## WHAT THE TASK ASKS
Lines containing the word "chức" are to be located and copied.

Stored dataset items:

--- begin ---

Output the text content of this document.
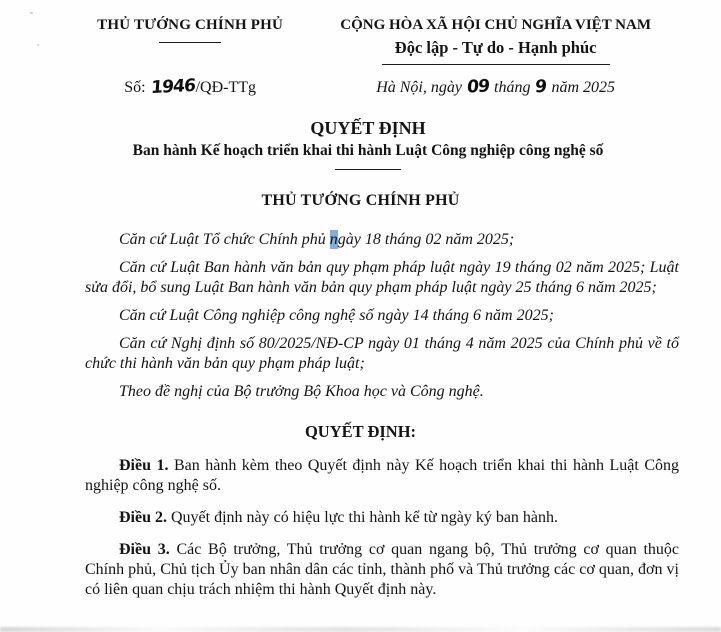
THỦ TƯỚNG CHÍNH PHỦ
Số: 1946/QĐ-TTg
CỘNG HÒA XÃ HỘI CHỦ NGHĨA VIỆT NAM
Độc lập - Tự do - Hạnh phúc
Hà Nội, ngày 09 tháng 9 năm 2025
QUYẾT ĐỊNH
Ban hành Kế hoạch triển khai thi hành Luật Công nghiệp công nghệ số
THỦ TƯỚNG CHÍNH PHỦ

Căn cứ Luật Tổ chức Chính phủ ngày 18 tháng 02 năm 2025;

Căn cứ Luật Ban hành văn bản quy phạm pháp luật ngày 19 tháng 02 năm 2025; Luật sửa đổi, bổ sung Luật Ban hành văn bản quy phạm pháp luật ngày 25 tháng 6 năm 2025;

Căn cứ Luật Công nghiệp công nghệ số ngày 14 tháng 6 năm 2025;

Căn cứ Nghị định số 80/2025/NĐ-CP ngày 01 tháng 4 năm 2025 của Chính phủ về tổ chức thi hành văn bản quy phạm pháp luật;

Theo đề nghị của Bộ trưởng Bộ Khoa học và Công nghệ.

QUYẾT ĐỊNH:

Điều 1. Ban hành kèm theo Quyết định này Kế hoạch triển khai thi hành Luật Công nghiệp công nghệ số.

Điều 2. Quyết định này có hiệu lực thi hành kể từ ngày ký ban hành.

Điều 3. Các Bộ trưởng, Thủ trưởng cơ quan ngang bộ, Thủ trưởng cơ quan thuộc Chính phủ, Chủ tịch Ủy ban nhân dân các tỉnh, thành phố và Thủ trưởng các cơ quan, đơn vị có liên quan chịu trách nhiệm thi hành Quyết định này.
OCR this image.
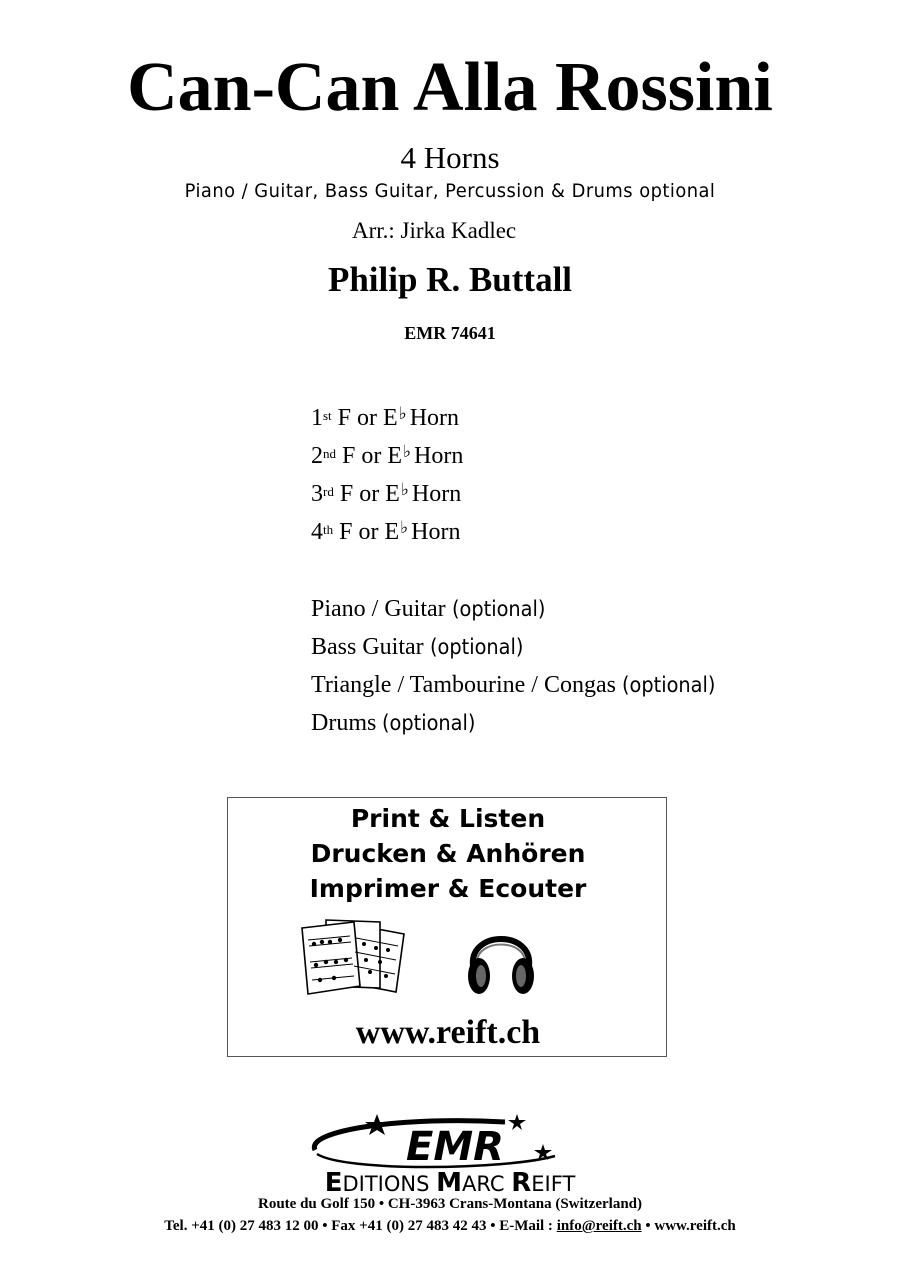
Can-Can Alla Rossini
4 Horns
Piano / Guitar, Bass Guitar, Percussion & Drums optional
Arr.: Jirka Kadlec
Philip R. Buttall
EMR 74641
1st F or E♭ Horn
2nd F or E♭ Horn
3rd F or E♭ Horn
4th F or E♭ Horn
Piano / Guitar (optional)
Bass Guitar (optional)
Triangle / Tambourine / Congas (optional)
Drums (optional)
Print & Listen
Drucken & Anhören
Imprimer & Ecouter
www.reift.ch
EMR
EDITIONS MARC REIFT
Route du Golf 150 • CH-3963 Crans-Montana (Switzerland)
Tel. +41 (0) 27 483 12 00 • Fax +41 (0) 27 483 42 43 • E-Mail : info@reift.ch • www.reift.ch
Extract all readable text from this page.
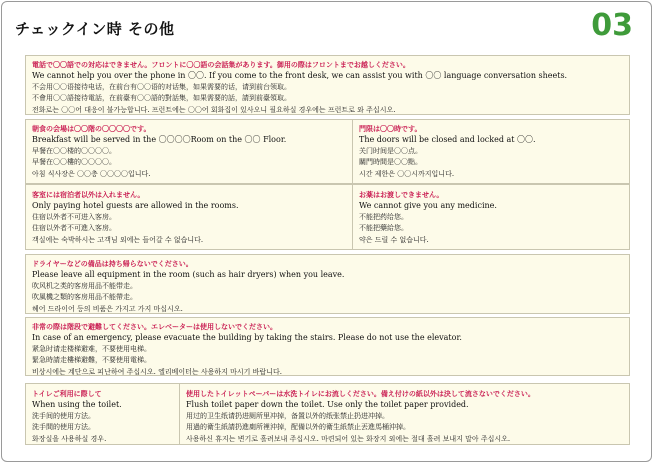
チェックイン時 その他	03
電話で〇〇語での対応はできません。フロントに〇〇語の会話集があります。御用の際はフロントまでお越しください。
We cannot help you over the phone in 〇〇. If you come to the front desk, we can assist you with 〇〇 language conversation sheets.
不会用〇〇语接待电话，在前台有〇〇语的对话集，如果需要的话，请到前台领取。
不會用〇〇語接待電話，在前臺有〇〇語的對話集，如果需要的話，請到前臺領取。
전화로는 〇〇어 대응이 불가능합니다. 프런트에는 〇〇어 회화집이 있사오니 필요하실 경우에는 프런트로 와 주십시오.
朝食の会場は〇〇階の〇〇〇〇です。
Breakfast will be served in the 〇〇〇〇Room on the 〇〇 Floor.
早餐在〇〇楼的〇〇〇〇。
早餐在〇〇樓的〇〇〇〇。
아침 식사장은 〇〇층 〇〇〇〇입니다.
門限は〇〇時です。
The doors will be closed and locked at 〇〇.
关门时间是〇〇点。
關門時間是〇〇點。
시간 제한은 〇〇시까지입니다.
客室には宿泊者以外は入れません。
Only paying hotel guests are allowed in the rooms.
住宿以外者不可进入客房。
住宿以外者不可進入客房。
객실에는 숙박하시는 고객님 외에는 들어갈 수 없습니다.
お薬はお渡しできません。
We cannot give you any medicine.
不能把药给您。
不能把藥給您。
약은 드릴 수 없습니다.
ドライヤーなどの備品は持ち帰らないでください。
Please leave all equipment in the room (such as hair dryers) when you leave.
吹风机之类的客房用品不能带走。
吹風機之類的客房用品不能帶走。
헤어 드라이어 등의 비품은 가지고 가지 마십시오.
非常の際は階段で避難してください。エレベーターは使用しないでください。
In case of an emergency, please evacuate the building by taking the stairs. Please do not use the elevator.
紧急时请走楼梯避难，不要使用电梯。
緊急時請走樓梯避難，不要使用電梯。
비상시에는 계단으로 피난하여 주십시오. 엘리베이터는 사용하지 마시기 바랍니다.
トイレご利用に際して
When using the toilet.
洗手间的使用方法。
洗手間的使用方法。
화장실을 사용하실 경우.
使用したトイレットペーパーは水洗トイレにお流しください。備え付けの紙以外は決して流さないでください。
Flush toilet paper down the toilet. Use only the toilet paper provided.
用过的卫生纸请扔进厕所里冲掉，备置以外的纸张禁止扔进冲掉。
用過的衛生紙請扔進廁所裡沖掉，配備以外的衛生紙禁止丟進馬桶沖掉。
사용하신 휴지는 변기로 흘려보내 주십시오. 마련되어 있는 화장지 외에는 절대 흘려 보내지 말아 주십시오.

--- end ---

## EXPECTED ANSWER
Căn cứ Luật Tổ chức Chính phủ ngày 18 tháng 02 năm 2025;
Căn cứ Nghị định số 80/2025/NĐ-CP ngày 01 tháng 4 năm 2025 của Chính phủ về tổ chức thi hành văn bản quy phạm pháp luật;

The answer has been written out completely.